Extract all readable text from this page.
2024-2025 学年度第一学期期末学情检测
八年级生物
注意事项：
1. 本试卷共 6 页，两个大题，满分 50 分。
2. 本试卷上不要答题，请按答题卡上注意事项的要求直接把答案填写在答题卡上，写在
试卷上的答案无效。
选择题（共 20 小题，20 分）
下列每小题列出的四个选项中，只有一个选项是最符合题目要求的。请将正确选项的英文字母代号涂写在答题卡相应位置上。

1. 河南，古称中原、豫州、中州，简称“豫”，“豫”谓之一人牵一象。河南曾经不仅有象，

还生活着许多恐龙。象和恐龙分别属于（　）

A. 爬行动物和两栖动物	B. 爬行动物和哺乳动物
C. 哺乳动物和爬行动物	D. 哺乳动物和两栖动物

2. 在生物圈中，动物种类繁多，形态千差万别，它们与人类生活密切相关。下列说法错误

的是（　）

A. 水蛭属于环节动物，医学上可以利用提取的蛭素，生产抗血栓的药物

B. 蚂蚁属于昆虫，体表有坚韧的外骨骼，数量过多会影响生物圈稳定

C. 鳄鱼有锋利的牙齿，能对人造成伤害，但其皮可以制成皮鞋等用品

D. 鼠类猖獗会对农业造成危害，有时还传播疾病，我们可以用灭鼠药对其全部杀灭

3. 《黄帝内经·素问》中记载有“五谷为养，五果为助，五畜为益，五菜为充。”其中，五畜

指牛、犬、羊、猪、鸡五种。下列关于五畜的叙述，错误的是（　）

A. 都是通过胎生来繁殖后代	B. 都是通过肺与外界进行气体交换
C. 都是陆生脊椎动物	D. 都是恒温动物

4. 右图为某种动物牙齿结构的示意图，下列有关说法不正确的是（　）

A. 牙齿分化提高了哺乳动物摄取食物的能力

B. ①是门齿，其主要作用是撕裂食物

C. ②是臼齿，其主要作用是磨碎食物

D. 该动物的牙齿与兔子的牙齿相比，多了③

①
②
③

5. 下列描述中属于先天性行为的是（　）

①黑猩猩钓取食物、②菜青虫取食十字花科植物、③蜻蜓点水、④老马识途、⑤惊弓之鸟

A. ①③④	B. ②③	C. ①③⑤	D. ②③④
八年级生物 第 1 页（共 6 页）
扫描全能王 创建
○ ○ ○
**To do:**
Extract every record. Keep wording exact.

**Final result:**
Extract all readable text from this page.
2024-2025 学年度第一学期期末学情检测
八年级生物
注意事项：
1. 本试卷共 6 页，两个大题，满分 50 分。
2. 本试卷上不要答题，请按答题卡上注意事项的要求直接把答案填写在答题卡上，写在
试卷上的答案无效。
选择题（共 20 小题，20 分）
下列每小题列出的四个选项中，只有一个选项是最符合题目要求的。请将正确选项的英文字母代号涂写在答题卡相应位置上。

1. 河南，古称中原、豫州、中州，简称“豫”，“豫”谓之一人牵一象。河南曾经不仅有象，

还生活着许多恐龙。象和恐龙分别属于（　）

A. 爬行动物和两栖动物	B. 爬行动物和哺乳动物
C. 哺乳动物和爬行动物	D. 哺乳动物和两栖动物

2. 在生物圈中，动物种类繁多，形态千差万别，它们与人类生活密切相关。下列说法错误

的是（　）

A. 水蛭属于环节动物，医学上可以利用提取的蛭素，生产抗血栓的药物

B. 蚂蚁属于昆虫，体表有坚韧的外骨骼，数量过多会影响生物圈稳定

C. 鳄鱼有锋利的牙齿，能对人造成伤害，但其皮可以制成皮鞋等用品

D. 鼠类猖獗会对农业造成危害，有时还传播疾病，我们可以用灭鼠药对其全部杀灭

3. 《黄帝内经·素问》中记载有“五谷为养，五果为助，五畜为益，五菜为充。”其中，五畜

指牛、犬、羊、猪、鸡五种。下列关于五畜的叙述，错误的是（　）

A. 都是通过胎生来繁殖后代	B. 都是通过肺与外界进行气体交换
C. 都是陆生脊椎动物	D. 都是恒温动物

4. 右图为某种动物牙齿结构的示意图，下列有关说法不正确的是（　）

A. 牙齿分化提高了哺乳动物摄取食物的能力

B. ①是门齿，其主要作用是撕裂食物

C. ②是臼齿，其主要作用是磨碎食物

D. 该动物的牙齿与兔子的牙齿相比，多了③

①
②
③

5. 下列描述中属于先天性行为的是（　）

①黑猩猩钓取食物、②菜青虫取食十字花科植物、③蜻蜓点水、④老马识途、⑤惊弓之鸟

A. ①③④	B. ②③	C. ①③⑤	D. ②③④
八年级生物 第 1 页（共 6 页）
扫描全能王 创建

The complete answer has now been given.